** EXERCISE DETAILS **
Please return every line of the records that contains the word "Wang".

━━━━━ RECORDS PROVIDED

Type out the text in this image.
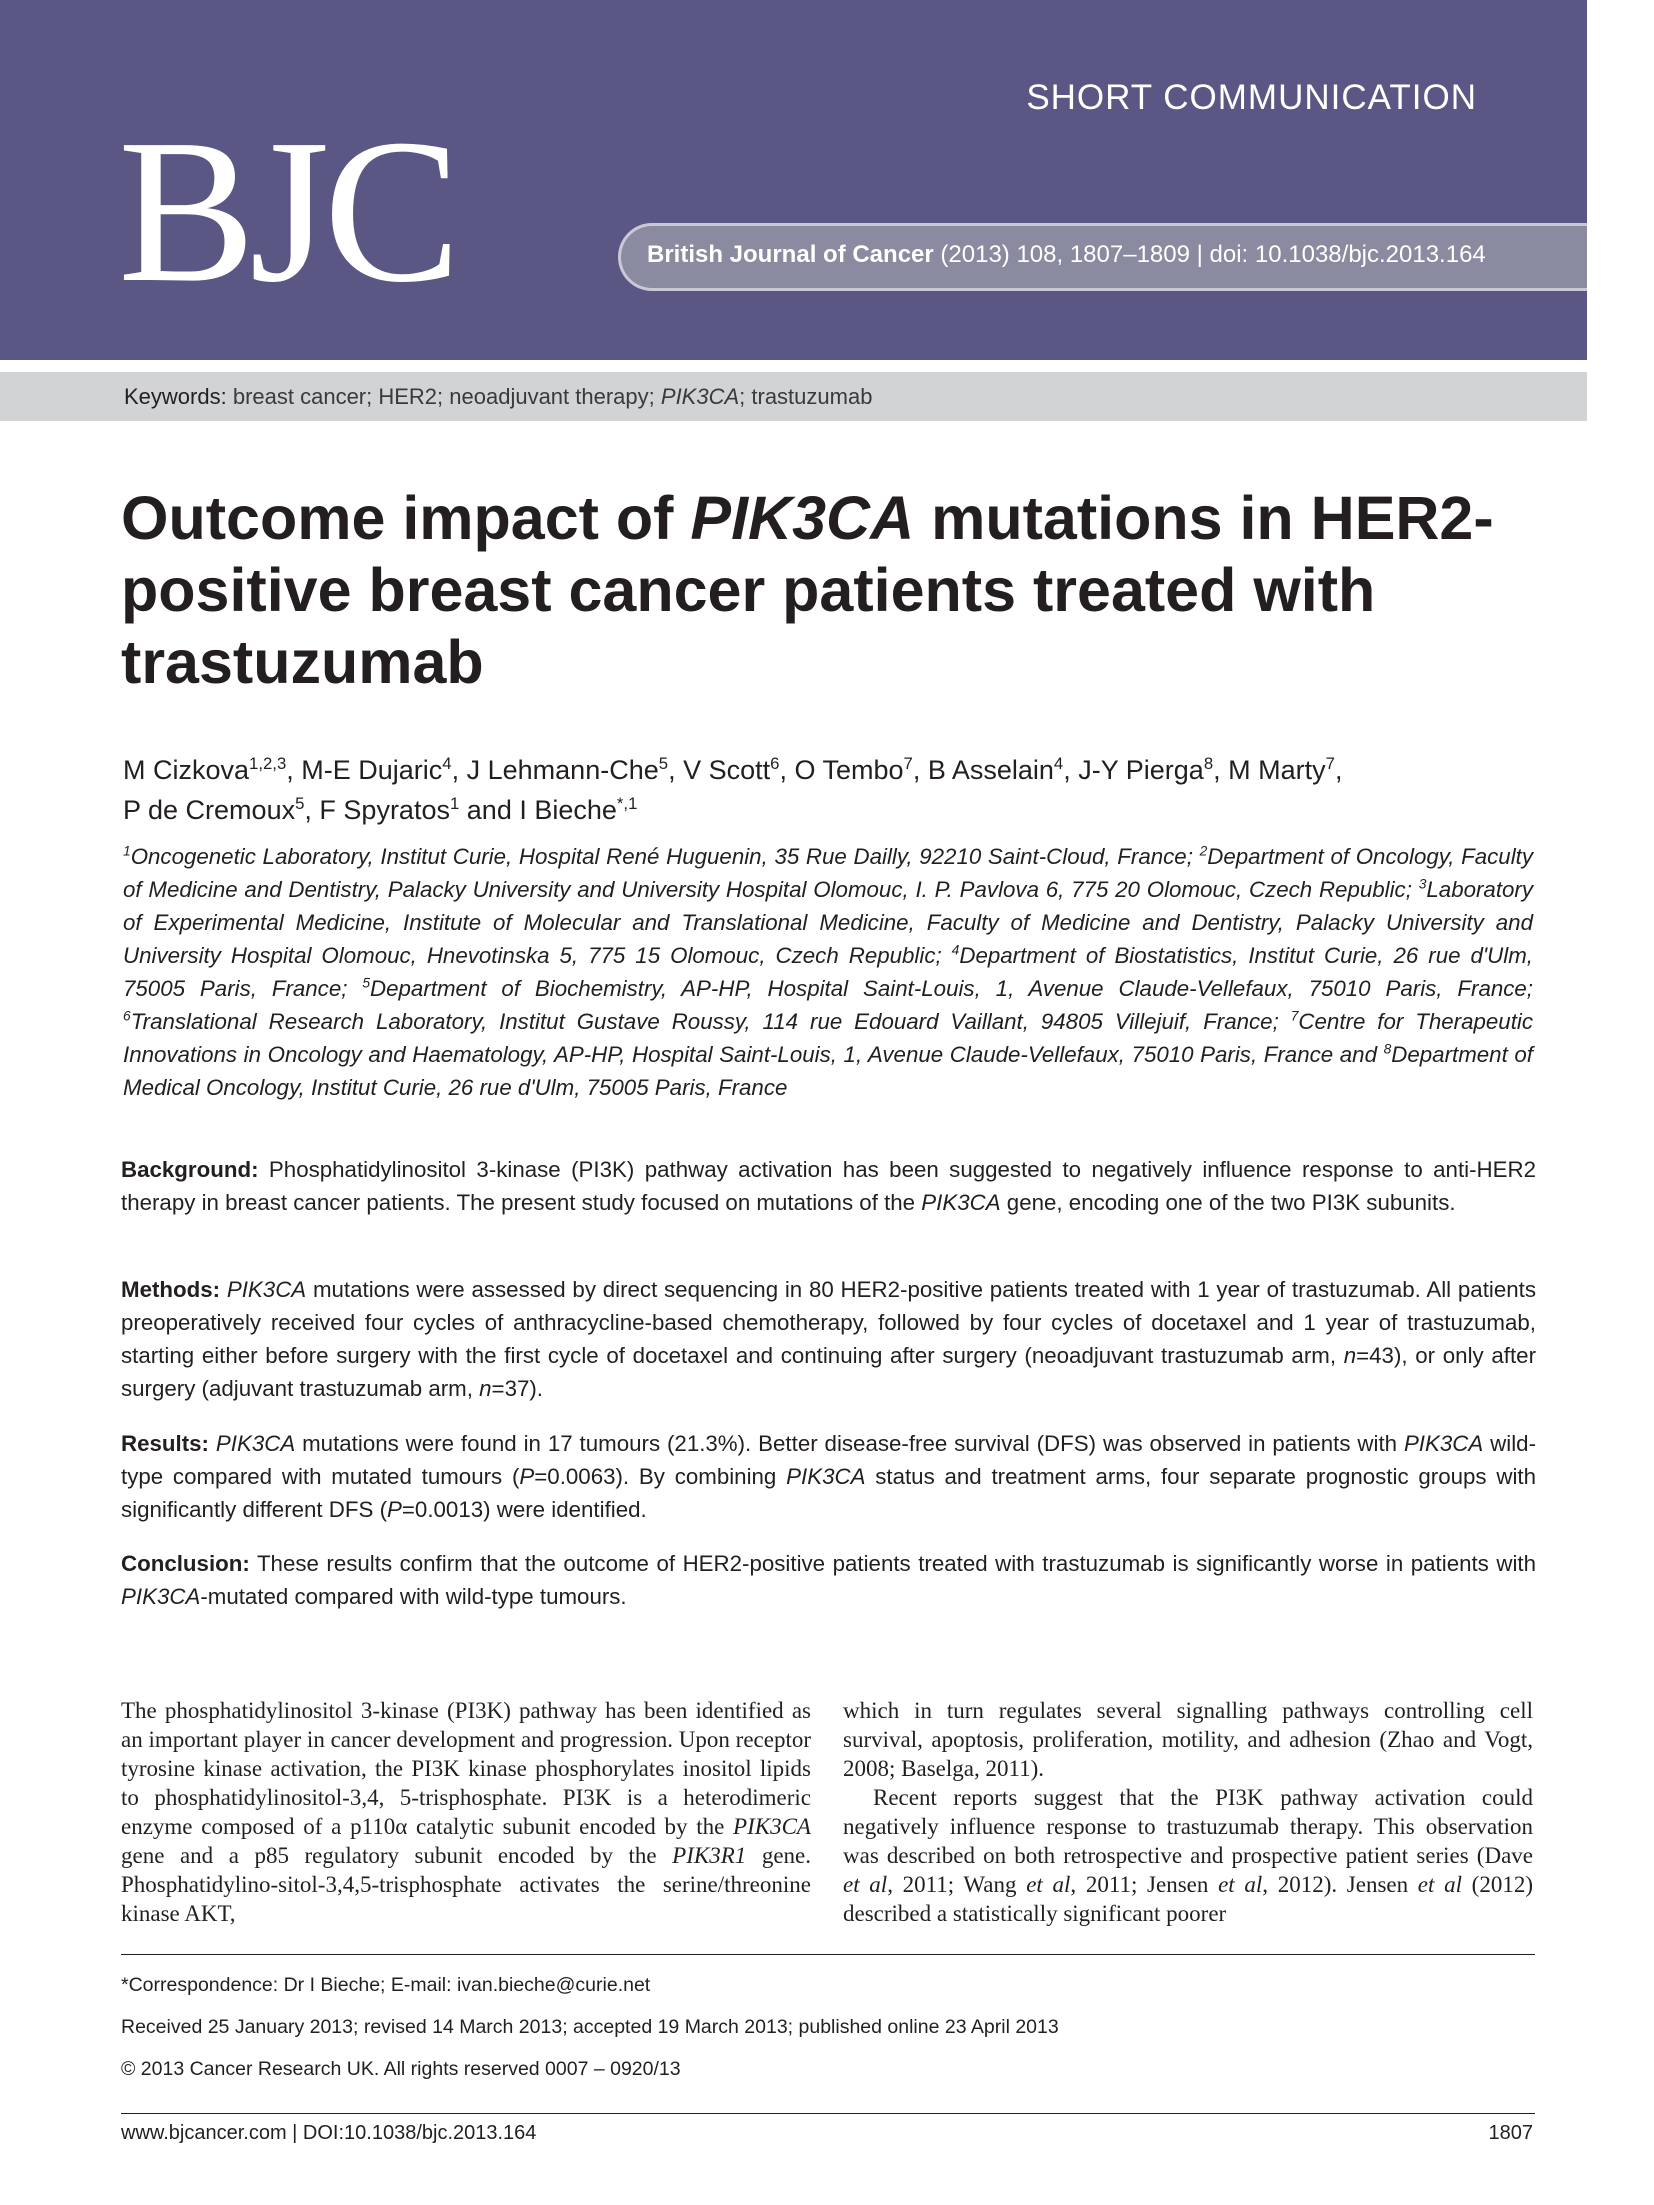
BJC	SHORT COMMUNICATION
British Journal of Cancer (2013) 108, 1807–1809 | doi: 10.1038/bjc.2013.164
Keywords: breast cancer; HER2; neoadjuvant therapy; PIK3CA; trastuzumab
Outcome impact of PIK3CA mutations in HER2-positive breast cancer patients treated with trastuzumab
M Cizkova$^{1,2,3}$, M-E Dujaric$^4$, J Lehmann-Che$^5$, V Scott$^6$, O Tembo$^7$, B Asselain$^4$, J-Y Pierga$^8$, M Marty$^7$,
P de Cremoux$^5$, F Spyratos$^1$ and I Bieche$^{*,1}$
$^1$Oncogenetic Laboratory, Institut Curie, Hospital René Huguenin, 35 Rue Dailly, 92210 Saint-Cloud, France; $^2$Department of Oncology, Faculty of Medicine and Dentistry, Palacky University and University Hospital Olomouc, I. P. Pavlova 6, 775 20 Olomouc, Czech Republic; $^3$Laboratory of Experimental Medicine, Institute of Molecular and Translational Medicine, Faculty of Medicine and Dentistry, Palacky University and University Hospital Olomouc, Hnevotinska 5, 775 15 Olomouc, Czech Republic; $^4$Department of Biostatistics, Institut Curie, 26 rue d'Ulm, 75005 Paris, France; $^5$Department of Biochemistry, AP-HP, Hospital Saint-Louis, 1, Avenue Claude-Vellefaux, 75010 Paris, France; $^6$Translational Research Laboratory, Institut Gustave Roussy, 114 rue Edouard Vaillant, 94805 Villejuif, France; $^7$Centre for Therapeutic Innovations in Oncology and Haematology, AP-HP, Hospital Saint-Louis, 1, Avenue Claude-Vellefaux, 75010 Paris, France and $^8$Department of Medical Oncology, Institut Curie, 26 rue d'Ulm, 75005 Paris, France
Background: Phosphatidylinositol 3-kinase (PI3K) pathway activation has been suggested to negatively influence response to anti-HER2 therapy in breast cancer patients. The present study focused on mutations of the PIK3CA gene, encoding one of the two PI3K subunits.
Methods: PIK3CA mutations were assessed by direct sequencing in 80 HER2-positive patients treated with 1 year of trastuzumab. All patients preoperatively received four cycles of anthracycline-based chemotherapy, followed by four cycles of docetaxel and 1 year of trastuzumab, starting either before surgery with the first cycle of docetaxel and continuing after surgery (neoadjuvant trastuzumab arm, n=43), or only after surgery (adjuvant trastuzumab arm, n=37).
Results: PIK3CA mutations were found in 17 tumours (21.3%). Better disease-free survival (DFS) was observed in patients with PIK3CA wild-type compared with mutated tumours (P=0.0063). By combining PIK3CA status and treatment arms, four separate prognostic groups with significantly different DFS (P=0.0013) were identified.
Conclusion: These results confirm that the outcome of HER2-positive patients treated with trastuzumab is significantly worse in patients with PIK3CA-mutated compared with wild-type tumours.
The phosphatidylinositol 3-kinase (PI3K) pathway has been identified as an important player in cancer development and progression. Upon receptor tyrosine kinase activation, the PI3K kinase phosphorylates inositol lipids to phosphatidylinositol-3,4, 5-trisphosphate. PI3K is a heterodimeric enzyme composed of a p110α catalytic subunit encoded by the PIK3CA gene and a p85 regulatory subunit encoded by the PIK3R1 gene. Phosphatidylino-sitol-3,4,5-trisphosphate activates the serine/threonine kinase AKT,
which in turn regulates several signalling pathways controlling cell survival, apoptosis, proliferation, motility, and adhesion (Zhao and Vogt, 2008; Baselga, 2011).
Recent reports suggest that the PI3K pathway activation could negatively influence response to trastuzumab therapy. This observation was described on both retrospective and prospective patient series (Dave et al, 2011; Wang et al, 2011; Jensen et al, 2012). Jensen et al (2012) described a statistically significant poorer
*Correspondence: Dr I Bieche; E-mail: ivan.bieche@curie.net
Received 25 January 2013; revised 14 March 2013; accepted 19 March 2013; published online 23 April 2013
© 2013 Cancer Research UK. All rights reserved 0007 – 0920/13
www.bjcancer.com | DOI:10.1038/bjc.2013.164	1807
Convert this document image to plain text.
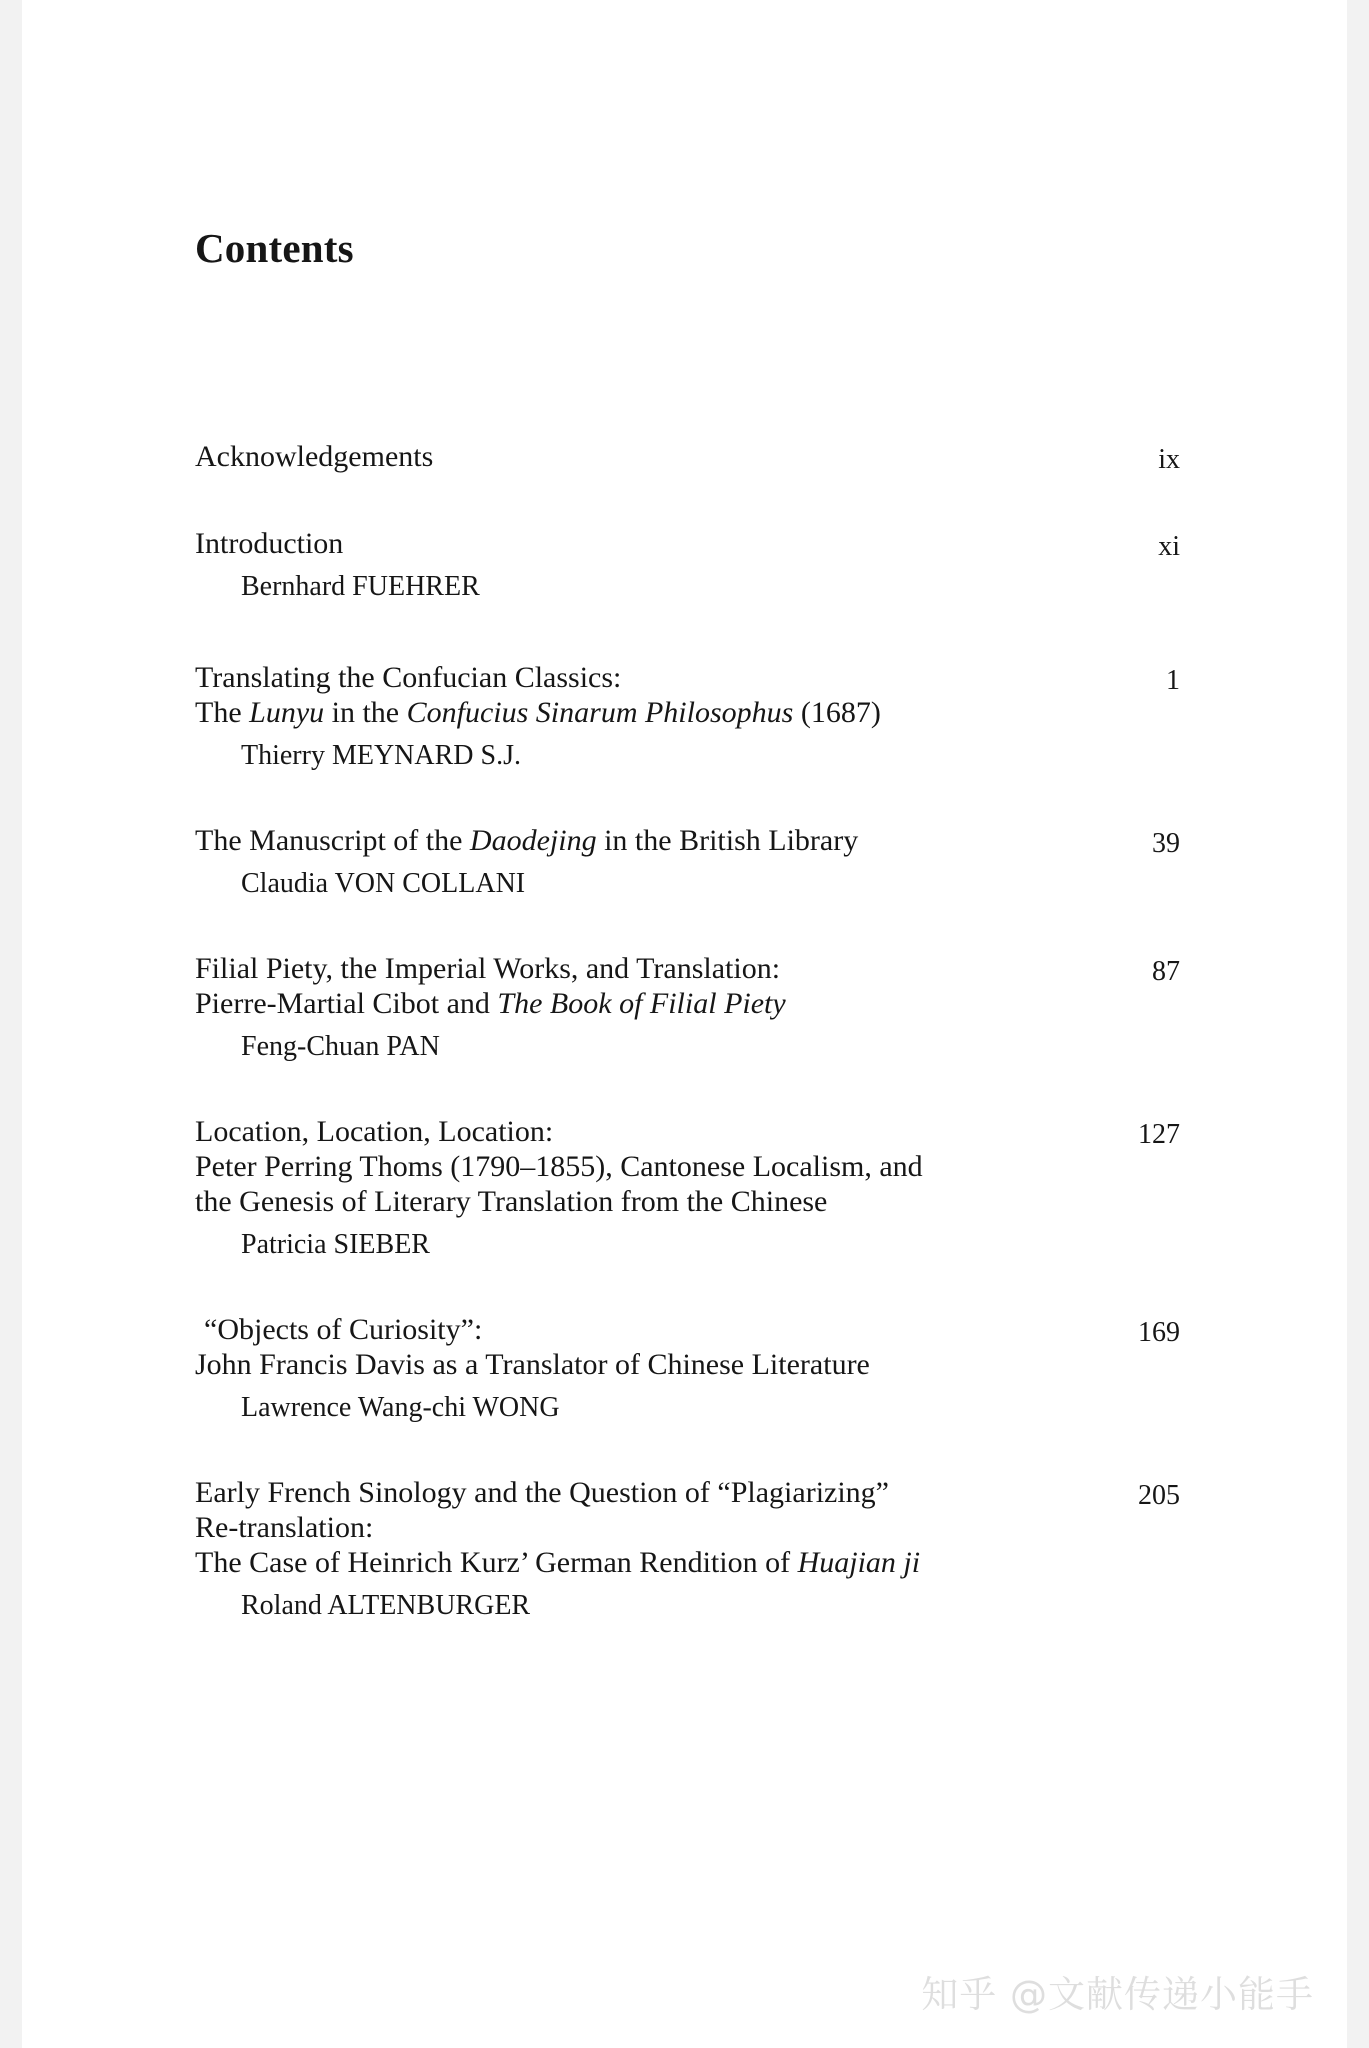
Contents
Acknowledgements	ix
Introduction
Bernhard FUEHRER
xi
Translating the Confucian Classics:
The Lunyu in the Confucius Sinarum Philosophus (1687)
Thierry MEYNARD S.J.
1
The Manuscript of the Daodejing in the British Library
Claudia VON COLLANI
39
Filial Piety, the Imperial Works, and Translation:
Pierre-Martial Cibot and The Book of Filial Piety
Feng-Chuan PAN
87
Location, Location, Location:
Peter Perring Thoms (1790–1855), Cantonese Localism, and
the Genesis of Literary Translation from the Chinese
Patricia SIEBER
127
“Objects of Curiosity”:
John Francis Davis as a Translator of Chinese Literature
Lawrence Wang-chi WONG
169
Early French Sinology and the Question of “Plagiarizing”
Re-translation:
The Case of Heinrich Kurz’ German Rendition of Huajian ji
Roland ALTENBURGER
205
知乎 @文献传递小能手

━━━━━━━━━━

** SOLUTION FOR THIS PROBLEM **
Recent reports suggest that the PI3K pathway activation could negatively influence response to trastuzumab therapy. This observation was described on both retrospective and prospective patient series (Dave et al, 2011; Wang et al, 2011; Jensen et al, 2012). Jensen et al (2012) described a statistically significant poorer
Lawrence Wang-chi WONG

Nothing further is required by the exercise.